#### [Task instructions]
Arrange every line of the records as a Markdown table with the columns "Row" and "Line," numbering the rows and skipping blank lines. Omit the pictures from the table.
[BEGIN Data excerpts]
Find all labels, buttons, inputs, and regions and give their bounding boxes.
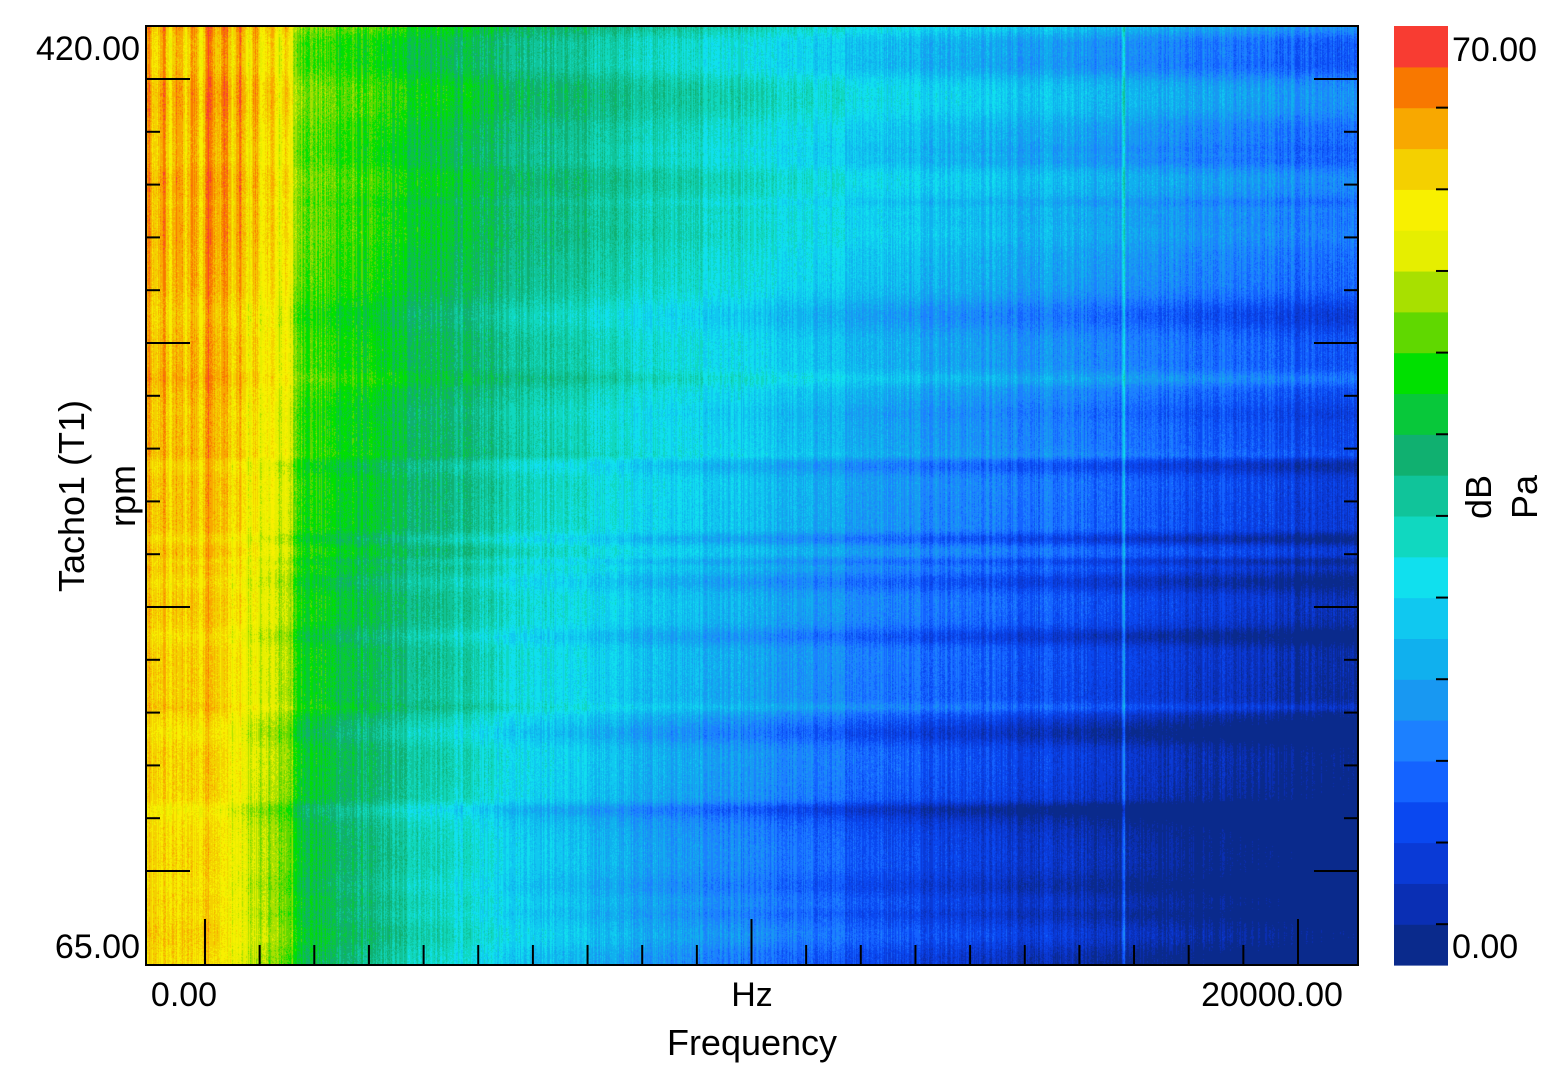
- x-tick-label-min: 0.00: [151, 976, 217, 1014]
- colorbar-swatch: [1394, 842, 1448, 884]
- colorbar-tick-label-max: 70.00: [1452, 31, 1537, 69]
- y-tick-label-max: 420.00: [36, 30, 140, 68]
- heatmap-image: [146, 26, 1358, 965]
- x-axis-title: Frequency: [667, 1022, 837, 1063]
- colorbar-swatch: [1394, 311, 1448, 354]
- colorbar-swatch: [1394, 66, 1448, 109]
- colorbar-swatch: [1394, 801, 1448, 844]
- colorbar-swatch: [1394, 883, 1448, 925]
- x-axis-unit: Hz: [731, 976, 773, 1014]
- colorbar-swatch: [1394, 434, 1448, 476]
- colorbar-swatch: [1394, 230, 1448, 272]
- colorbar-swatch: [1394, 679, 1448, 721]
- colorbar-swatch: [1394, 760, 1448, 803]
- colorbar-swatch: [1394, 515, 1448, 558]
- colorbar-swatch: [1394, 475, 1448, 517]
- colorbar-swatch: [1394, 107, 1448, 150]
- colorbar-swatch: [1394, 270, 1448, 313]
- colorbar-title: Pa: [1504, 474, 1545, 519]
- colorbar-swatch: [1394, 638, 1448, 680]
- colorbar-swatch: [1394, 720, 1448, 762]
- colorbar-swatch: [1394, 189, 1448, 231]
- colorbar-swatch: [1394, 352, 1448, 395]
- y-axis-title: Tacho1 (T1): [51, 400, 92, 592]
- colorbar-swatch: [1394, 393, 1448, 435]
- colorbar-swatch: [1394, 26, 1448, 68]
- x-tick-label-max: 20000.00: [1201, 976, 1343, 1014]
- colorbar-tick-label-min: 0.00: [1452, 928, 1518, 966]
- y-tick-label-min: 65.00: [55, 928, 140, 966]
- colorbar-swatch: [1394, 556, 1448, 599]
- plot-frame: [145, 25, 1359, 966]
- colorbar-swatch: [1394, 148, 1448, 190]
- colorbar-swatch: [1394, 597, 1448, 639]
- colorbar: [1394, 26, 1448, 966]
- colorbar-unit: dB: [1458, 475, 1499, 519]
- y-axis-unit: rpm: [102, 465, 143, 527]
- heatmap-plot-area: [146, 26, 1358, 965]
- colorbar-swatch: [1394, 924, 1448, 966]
[END Data excerpts]
#### [Task output]
| Row | Line |
|---|---|
| 1 | Find all labels, buttons, inputs, and regions and give their bounding boxes. |
| 2 | - x-tick-label-min: 0.00: [151, 976, 217, 1014] |
| 3 | - colorbar-swatch: [1394, 842, 1448, 884] |
| 4 | - colorbar-tick-label-max: 70.00: [1452, 31, 1537, 69] |
| 5 | - y-tick-label-max: 420.00: [36, 30, 140, 68] |
| 6 | - heatmap-image: [146, 26, 1358, 965] |
| 7 | - x-axis-title: Frequency: [667, 1022, 837, 1063] |
| 8 | - colorbar-swatch: [1394, 311, 1448, 354] |
| 9 | - colorbar-swatch: [1394, 66, 1448, 109] |
| 10 | - colorbar-swatch: [1394, 801, 1448, 844] |
| 11 | - colorbar-swatch: [1394, 883, 1448, 925] |
| 12 | - x-axis-unit: Hz: [731, 976, 773, 1014] |
| 13 | - colorbar-swatch: [1394, 434, 1448, 476] |
| 14 | - colorbar-swatch: [1394, 230, 1448, 272] |
| 15 | - colorbar-swatch: [1394, 679, 1448, 721] |
| 16 | - colorbar-swatch: [1394, 760, 1448, 803] |
| 17 | - colorbar-swatch: [1394, 515, 1448, 558] |
| 18 | - colorbar-swatch: [1394, 475, 1448, 517] |
| 19 | - colorbar-swatch: [1394, 107, 1448, 150] |
| 20 | - colorbar-swatch: [1394, 270, 1448, 313] |
| 21 | - colorbar-title: Pa: [1504, 474, 1545, 519] |
| 22 | - colorbar-swatch: [1394, 638, 1448, 680] |
| 23 | - colorbar-swatch: [1394, 720, 1448, 762] |
| 24 | - colorbar-swatch: [1394, 189, 1448, 231] |
| 25 | - colorbar-swatch: [1394, 352, 1448, 395] |
| 26 | - y-axis-title: Tacho1 (T1): [51, 400, 92, 592] |
| 27 | - colorbar-swatch: [1394, 393, 1448, 435] |
| 28 | - colorbar-swatch: [1394, 26, 1448, 68] |
| 29 | - x-tick-label-max: 20000.00: [1201, 976, 1343, 1014] |
| 30 | - colorbar-tick-label-min: 0.00: [1452, 928, 1518, 966] |
| 31 | - y-tick-label-min: 65.00: [55, 928, 140, 966] |
| 32 | - colorbar-swatch: [1394, 556, 1448, 599] |
| 33 | - plot-frame: [145, 25, 1359, 966] |
| 34 | - colorbar-swatch: [1394, 148, 1448, 190] |
| 35 | - colorbar-swatch: [1394, 597, 1448, 639] |
| 36 | - colorbar: [1394, 26, 1448, 966] |
| 37 | - colorbar-unit: dB: [1458, 475, 1499, 519] |
| 38 | - y-axis-unit: rpm: [102, 465, 143, 527] |
| 39 | - heatmap-plot-area: [146, 26, 1358, 965] |
| 40 | - colorbar-swatch: [1394, 924, 1448, 966] |